#### BRIEF
Put each line of the item below into a JSON list of strings, one string per line, omitting blank lines.

#### DATASET ROWS

══════

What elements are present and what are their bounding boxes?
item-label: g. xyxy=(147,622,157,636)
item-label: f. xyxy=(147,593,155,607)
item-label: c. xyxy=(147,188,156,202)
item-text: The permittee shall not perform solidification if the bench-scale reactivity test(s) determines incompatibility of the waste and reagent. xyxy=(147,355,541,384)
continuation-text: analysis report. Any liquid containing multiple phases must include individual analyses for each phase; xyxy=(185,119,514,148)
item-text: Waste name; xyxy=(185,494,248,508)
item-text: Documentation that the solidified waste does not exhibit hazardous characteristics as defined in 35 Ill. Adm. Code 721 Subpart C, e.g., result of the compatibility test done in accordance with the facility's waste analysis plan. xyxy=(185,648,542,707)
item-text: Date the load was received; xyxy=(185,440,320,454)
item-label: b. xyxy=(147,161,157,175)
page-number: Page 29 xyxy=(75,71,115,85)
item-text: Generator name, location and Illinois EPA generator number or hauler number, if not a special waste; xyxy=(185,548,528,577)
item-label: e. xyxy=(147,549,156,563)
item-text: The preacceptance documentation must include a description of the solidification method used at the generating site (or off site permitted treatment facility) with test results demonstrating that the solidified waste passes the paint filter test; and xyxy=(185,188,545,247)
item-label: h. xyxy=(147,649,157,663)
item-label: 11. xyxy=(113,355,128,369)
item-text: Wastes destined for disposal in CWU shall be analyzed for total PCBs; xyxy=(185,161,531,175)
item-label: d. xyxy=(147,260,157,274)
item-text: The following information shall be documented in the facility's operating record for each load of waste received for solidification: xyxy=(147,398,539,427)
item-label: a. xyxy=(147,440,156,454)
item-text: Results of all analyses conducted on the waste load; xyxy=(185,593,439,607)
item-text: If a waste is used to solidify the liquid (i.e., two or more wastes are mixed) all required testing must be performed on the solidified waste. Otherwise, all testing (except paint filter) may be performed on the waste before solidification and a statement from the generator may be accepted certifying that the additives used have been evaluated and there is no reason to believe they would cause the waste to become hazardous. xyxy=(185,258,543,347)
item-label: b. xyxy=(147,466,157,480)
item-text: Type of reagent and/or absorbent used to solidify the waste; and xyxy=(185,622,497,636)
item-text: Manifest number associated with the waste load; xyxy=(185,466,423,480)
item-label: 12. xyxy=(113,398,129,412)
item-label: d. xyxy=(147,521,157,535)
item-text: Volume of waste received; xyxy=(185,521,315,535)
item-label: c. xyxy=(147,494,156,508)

══════

#### EXERCISE OUTPUT
[
  "What elements are present and what are their bounding boxes?",
  "item-label: g. xyxy=(147,622,157,636)",
  "item-label: f. xyxy=(147,593,155,607)",
  "item-label: c. xyxy=(147,188,156,202)",
  "item-text: The permittee shall not perform solidification if the bench-scale reactivity test(s) determines incompatibility of the waste and reagent. xyxy=(147,355,541,384)",
  "continuation-text: analysis report. Any liquid containing multiple phases must include individual analyses for each phase; xyxy=(185,119,514,148)",
  "item-text: Waste name; xyxy=(185,494,248,508)",
  "item-text: Documentation that the solidified waste does not exhibit hazardous characteristics as defined in 35 Ill. Adm. Code 721 Subpart C, e.g., result of the compatibility test done in accordance with the facility's waste analysis plan. xyxy=(185,648,542,707)",
  "item-text: Date the load was received; xyxy=(185,440,320,454)",
  "item-label: b. xyxy=(147,161,157,175)",
  "page-number: Page 29 xyxy=(75,71,115,85)",
  "item-text: Generator name, location and Illinois EPA generator number or hauler number, if not a special waste; xyxy=(185,548,528,577)",
  "item-label: e. xyxy=(147,549,156,563)",
  "item-text: The preacceptance documentation must include a description of the solidification method used at the generating site (or off site permitted treatment facility) with test results demonstrating that the solidified waste passes the paint filter test; and xyxy=(185,188,545,247)",
  "item-label: h. xyxy=(147,649,157,663)",
  "item-label: 11. xyxy=(113,355,128,369)",
  "item-text: Wastes destined for disposal in CWU shall be analyzed for total PCBs; xyxy=(185,161,531,175)",
  "item-label: d. xyxy=(147,260,157,274)",
  "item-text: The following information shall be documented in the facility's operating record for each load of waste received for solidification: xyxy=(147,398,539,427)",
  "item-label: a. xyxy=(147,440,156,454)",
  "item-text: Results of all analyses conducted on the waste load; xyxy=(185,593,439,607)",
  "item-text: If a waste is used to solidify the liquid (i.e., two or more wastes are mixed) all required testing must be performed on the solidified waste. Otherwise, all testing (except paint filter) may be performed on the waste before solidification and a statement from the generator may be accepted certifying that the additives used have been evaluated and there is no reason to believe they would cause the waste to become hazardous. xyxy=(185,258,543,347)",
  "item-label: b. xyxy=(147,466,157,480)",
  "item-text: Type of reagent and/or absorbent used to solidify the waste; and xyxy=(185,622,497,636)",
  "item-text: Manifest number associated with the waste load; xyxy=(185,466,423,480)",
  "item-label: 12. xyxy=(113,398,129,412)",
  "item-label: d. xyxy=(147,521,157,535)",
  "item-text: Volume of waste received; xyxy=(185,521,315,535)",
  "item-label: c. xyxy=(147,494,156,508)"
]